Turn the lines of data below into a numbered list, leaving out any blank lines and all pictures.

Rows —
- - - - -
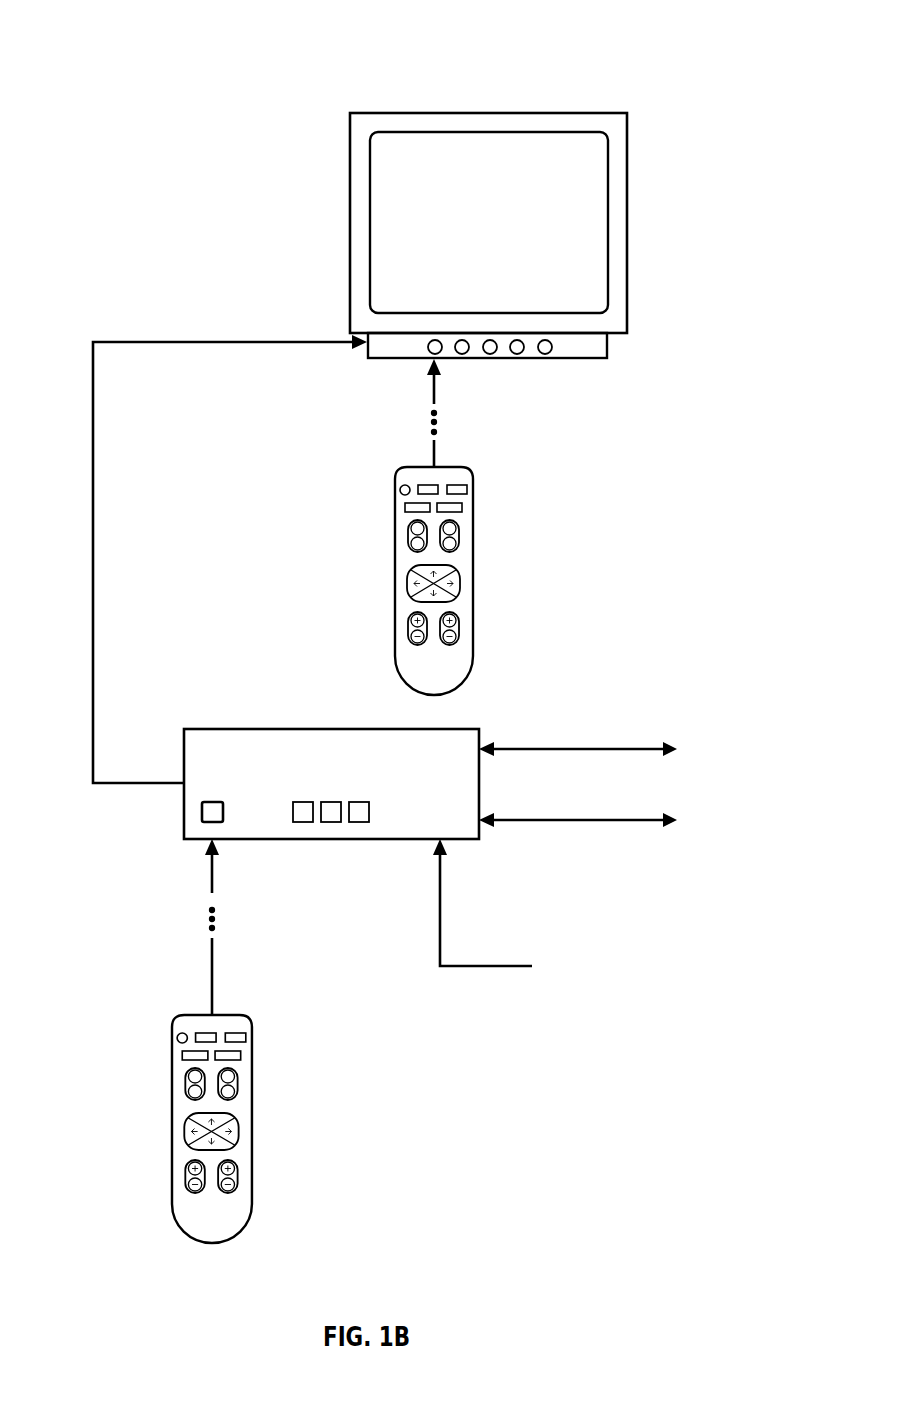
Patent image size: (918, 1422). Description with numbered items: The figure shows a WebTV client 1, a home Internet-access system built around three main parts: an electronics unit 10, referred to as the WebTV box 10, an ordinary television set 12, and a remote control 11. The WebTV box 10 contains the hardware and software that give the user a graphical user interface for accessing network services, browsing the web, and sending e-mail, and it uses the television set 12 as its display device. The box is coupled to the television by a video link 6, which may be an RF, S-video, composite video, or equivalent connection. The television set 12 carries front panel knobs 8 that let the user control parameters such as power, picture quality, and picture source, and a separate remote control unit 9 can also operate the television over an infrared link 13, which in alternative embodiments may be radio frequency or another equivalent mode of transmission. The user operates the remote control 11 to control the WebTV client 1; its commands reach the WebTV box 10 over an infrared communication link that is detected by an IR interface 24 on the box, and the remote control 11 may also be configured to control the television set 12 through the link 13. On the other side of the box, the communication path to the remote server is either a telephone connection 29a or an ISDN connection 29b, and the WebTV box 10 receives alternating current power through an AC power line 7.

The WebTV client 1 is at (609, 62).
The television set 12 is at (597, 301).
The front panel knobs 8 is at (558, 347).
The link 13 is at (434, 398).
The remote control unit 9 is at (440, 690).
The video link 6 is at (93, 651).
The electronics unit 10 is at (466, 832).
The IR interface 24 is at (223, 811).
The telephone connection 29a is at (526, 748).
The ISDN connection 29b is at (526, 819).
The AC power line 7 is at (502, 968).
The remote control 11 is at (222, 1236).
- - - - -
Response —
1. Patent image size: (918, 1422). Description with numbered items: The figure shows a WebTV client 1, a home Internet-access system built around three main parts: an electronics unit 10, referred to as the WebTV box 10, an ordinary television set 12, and a remote control 11. The WebTV box 10 contains the hardware and software that give the user a graphical user interface for accessing network services, browsing the web, and sending e-mail, and it uses the television set 12 as its display device. The box is coupled to the television by a video link 6, which may be an RF, S-video, composite video, or equivalent connection. The television set 12 carries front panel knobs 8 that let the user control parameters such as power, picture quality, and picture source, and a separate remote control unit 9 can also operate the television over an infrared link 13, which in alternative embodiments may be radio frequency or another equivalent mode of transmission. The user operates the remote control 11 to control the WebTV client 1; its commands reach the WebTV box 10 over an infrared communication link that is detected by an IR interface 24 on the box, and the remote control 11 may also be configured to control the television set 12 through the link 13. On the other side of the box, the communication path to the remote server is either a telephone connection 29a or an ISDN connection 29b, and the WebTV box 10 receives alternating current power through an AC power line 7.
2. The WebTV client 1 is at (609, 62).
3. The television set 12 is at (597, 301).
4. The front panel knobs 8 is at (558, 347).
5. The link 13 is at (434, 398).
6. The remote control unit 9 is at (440, 690).
7. The video link 6 is at (93, 651).
8. The electronics unit 10 is at (466, 832).
9. The IR interface 24 is at (223, 811).
10. The telephone connection 29a is at (526, 748).
11. The ISDN connection 29b is at (526, 819).
12. The AC power line 7 is at (502, 968).
13. The remote control 11 is at (222, 1236).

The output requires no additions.